#### Exercise inputs
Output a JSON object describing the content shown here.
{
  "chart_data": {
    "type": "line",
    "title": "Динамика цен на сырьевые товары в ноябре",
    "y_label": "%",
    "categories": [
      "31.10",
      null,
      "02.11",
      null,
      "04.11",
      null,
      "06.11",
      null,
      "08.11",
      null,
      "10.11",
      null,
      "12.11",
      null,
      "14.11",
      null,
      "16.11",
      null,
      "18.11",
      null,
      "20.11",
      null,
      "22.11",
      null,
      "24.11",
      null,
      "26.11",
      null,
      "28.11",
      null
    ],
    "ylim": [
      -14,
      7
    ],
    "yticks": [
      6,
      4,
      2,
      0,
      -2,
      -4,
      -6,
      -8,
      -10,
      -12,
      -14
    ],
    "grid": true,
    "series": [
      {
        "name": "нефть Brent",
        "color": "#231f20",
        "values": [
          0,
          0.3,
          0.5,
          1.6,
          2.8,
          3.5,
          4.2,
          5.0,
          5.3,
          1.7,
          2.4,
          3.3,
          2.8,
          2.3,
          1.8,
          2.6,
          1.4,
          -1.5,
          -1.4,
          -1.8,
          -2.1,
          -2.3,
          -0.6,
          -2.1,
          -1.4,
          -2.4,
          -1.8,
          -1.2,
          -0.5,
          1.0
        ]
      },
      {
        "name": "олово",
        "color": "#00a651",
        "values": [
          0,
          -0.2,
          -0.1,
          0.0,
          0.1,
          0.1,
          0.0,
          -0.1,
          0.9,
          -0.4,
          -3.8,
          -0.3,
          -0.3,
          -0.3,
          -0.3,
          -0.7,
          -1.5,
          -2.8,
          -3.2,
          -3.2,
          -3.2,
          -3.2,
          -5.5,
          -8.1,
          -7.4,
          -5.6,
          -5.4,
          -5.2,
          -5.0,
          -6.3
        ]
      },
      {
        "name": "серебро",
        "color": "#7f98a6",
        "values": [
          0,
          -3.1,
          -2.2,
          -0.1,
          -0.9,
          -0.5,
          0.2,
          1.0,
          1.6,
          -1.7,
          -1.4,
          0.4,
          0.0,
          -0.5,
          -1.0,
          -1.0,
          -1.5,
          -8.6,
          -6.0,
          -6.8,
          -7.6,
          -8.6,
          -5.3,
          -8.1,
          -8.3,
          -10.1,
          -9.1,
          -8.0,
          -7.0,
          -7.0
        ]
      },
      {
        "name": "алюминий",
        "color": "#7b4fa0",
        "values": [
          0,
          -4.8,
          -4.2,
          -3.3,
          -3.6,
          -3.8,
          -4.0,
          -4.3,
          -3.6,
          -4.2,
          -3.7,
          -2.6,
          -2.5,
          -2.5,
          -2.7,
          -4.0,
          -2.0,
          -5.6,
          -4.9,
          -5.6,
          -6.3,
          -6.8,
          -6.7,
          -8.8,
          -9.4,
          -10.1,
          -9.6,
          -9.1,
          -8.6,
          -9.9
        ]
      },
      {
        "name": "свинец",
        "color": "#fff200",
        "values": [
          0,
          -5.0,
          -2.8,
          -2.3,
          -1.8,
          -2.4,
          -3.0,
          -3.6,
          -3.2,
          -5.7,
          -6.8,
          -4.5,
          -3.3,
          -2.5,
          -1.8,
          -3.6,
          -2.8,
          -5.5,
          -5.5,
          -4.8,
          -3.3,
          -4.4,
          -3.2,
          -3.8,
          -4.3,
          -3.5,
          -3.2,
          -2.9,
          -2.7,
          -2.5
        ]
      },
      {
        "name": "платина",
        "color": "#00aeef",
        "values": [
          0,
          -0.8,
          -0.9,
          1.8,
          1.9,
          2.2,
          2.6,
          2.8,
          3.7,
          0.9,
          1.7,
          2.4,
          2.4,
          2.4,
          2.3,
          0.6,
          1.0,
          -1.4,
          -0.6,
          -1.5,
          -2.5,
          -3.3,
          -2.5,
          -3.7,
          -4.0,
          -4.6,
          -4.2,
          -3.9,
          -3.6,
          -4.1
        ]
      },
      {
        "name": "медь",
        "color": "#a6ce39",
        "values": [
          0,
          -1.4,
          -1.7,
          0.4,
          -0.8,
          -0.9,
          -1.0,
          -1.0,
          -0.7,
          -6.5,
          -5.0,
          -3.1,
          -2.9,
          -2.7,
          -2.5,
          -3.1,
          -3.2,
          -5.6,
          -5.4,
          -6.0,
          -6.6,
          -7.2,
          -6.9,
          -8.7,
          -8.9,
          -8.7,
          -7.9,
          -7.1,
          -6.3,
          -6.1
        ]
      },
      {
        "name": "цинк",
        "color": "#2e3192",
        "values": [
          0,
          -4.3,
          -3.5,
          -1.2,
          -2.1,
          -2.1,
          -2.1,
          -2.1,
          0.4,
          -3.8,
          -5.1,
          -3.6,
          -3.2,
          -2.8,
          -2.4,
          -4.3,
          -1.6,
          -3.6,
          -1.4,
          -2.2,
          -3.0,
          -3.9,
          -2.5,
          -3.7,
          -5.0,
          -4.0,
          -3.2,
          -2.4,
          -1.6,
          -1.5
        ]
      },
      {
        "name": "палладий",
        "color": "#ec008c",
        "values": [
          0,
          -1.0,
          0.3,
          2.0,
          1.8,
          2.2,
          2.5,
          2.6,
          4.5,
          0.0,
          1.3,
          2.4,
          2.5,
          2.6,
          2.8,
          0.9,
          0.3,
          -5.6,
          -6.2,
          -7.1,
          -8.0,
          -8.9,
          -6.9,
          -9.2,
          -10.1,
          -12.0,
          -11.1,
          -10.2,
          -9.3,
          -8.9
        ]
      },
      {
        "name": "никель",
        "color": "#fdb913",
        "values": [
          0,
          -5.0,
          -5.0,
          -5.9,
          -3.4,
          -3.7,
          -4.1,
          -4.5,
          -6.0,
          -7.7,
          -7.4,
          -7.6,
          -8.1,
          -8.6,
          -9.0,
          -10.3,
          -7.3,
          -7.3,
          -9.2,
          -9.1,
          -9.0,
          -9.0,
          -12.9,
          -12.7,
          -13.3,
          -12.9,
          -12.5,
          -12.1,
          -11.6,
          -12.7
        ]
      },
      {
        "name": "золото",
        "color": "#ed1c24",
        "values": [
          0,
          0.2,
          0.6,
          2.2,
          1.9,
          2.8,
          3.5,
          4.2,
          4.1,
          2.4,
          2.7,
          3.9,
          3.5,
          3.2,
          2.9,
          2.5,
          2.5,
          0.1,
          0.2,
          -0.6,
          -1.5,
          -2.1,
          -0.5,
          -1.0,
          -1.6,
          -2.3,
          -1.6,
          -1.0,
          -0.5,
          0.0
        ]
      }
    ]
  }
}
########
For each line of the listing that holds the word "name", show that line.

        "name": "нефть Brent",
        "name": "олово",
        "name": "серебро",
        "name": "алюминий",
        "name": "свинец",
        "name": "платина",
        "name": "медь",
        "name": "цинк",
        "name": "палладий",
        "name": "никель",
        "name": "золото",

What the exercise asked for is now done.